── Data for this task ──

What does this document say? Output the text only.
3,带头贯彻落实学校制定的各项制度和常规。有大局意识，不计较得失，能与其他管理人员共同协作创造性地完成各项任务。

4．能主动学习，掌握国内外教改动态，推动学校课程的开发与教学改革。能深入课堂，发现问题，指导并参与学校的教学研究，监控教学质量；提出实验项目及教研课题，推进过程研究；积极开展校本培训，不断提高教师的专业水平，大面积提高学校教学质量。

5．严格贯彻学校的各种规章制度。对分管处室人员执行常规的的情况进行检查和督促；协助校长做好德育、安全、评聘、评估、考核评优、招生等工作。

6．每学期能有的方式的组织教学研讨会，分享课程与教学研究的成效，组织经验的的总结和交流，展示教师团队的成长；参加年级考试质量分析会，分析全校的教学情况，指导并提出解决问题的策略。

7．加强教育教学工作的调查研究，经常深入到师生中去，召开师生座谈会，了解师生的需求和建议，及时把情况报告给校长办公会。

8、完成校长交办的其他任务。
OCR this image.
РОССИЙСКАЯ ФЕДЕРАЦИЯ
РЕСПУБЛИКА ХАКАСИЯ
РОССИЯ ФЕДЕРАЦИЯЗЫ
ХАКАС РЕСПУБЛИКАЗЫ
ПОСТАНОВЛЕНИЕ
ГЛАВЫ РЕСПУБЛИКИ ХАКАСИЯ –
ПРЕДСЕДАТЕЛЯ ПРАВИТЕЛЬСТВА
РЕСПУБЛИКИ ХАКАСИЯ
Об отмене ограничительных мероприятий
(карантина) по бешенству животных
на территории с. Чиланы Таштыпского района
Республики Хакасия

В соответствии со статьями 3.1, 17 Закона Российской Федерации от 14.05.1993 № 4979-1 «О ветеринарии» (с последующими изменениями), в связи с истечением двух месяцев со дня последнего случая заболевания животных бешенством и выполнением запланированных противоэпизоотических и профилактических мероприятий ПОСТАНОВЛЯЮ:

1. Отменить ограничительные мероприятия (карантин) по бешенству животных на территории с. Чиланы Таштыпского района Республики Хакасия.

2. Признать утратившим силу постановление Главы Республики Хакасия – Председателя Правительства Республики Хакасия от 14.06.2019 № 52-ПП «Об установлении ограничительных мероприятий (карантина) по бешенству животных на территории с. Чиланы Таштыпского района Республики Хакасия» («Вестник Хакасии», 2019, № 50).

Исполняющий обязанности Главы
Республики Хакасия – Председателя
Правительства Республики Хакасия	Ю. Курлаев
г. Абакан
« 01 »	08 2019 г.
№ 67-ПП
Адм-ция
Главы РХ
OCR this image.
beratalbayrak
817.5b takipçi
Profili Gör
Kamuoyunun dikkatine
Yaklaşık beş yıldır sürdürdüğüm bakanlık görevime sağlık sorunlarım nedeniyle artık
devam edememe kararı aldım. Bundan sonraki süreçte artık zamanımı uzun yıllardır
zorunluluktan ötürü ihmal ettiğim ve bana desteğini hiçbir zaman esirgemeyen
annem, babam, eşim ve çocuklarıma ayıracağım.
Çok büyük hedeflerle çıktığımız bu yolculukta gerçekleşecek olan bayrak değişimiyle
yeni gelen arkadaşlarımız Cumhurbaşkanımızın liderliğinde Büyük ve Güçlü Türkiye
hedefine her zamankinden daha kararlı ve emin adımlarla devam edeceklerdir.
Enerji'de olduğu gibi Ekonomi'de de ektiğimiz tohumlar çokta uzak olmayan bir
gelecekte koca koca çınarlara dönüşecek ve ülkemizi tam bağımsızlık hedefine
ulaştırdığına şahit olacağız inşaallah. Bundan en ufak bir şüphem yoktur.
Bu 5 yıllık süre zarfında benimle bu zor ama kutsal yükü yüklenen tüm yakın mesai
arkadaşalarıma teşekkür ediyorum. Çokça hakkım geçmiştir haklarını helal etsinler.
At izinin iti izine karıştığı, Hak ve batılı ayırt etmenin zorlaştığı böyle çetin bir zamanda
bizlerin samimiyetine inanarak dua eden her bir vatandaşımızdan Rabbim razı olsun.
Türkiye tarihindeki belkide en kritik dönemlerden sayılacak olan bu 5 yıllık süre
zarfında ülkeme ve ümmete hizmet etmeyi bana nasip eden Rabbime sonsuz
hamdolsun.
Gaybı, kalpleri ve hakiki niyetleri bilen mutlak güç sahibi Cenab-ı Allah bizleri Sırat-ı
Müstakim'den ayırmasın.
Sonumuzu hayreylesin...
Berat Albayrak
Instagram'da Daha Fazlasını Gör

───

= What is expected =
Copy each record from above without leaving any out.

= Solution to this exercise =
What does this document say? Output the text only.
3,带头贯彻落实学校制定的各项制度和常规。有大局意识，不计较得失，能与其他管理人员共同协作创造性地完成各项任务。

4．能主动学习，掌握国内外教改动态，推动学校课程的开发与教学改革。能深入课堂，发现问题，指导并参与学校的教学研究，监控教学质量；提出实验项目及教研课题，推进过程研究；积极开展校本培训，不断提高教师的专业水平，大面积提高学校教学质量。

5．严格贯彻学校的各种规章制度。对分管处室人员执行常规的的情况进行检查和督促；协助校长做好德育、安全、评聘、评估、考核评优、招生等工作。

6．每学期能有的方式的组织教学研讨会，分享课程与教学研究的成效，组织经验的的总结和交流，展示教师团队的成长；参加年级考试质量分析会，分析全校的教学情况，指导并提出解决问题的策略。

7．加强教育教学工作的调查研究，经常深入到师生中去，召开师生座谈会，了解师生的需求和建议，及时把情况报告给校长办公会。

8、完成校长交办的其他任务。
OCR this image.
РОССИЙСКАЯ ФЕДЕРАЦИЯ
РЕСПУБЛИКА ХАКАСИЯ
РОССИЯ ФЕДЕРАЦИЯЗЫ
ХАКАС РЕСПУБЛИКАЗЫ
ПОСТАНОВЛЕНИЕ
ГЛАВЫ РЕСПУБЛИКИ ХАКАСИЯ –
ПРЕДСЕДАТЕЛЯ ПРАВИТЕЛЬСТВА
РЕСПУБЛИКИ ХАКАСИЯ
Об отмене ограничительных мероприятий
(карантина) по бешенству животных
на территории с. Чиланы Таштыпского района
Республики Хакасия

В соответствии со статьями 3.1, 17 Закона Российской Федерации от 14.05.1993 № 4979-1 «О ветеринарии» (с последующими изменениями), в связи с истечением двух месяцев со дня последнего случая заболевания животных бешенством и выполнением запланированных противоэпизоотических и профилактических мероприятий ПОСТАНОВЛЯЮ:

1. Отменить ограничительные мероприятия (карантин) по бешенству животных на территории с. Чиланы Таштыпского района Республики Хакасия.

2. Признать утратившим силу постановление Главы Республики Хакасия – Председателя Правительства Республики Хакасия от 14.06.2019 № 52-ПП «Об установлении ограничительных мероприятий (карантина) по бешенству животных на территории с. Чиланы Таштыпского района Республики Хакасия» («Вестник Хакасии», 2019, № 50).

Исполняющий обязанности Главы
Республики Хакасия – Председателя
Правительства Республики Хакасия	Ю. Курлаев
г. Абакан
« 01 »	08 2019 г.
№ 67-ПП
Адм-ция
Главы РХ
OCR this image.
beratalbayrak
817.5b takipçi
Profili Gör
Kamuoyunun dikkatine
Yaklaşık beş yıldır sürdürdüğüm bakanlık görevime sağlık sorunlarım nedeniyle artık
devam edememe kararı aldım. Bundan sonraki süreçte artık zamanımı uzun yıllardır
zorunluluktan ötürü ihmal ettiğim ve bana desteğini hiçbir zaman esirgemeyen
annem, babam, eşim ve çocuklarıma ayıracağım.
Çok büyük hedeflerle çıktığımız bu yolculukta gerçekleşecek olan bayrak değişimiyle
yeni gelen arkadaşlarımız Cumhurbaşkanımızın liderliğinde Büyük ve Güçlü Türkiye
hedefine her zamankinden daha kararlı ve emin adımlarla devam edeceklerdir.
Enerji'de olduğu gibi Ekonomi'de de ektiğimiz tohumlar çokta uzak olmayan bir
gelecekte koca koca çınarlara dönüşecek ve ülkemizi tam bağımsızlık hedefine
ulaştırdığına şahit olacağız inşaallah. Bundan en ufak bir şüphem yoktur.
Bu 5 yıllık süre zarfında benimle bu zor ama kutsal yükü yüklenen tüm yakın mesai
arkadaşalarıma teşekkür ediyorum. Çokça hakkım geçmiştir haklarını helal etsinler.
At izinin iti izine karıştığı, Hak ve batılı ayırt etmenin zorlaştığı böyle çetin bir zamanda
bizlerin samimiyetine inanarak dua eden her bir vatandaşımızdan Rabbim razı olsun.
Türkiye tarihindeki belkide en kritik dönemlerden sayılacak olan bu 5 yıllık süre
zarfında ülkeme ve ümmete hizmet etmeyi bana nasip eden Rabbime sonsuz
hamdolsun.
Gaybı, kalpleri ve hakiki niyetleri bilen mutlak güç sahibi Cenab-ı Allah bizleri Sırat-ı
Müstakim'den ayırmasın.
Sonumuzu hayreylesin...
Berat Albayrak
Instagram'da Daha Fazlasını Gör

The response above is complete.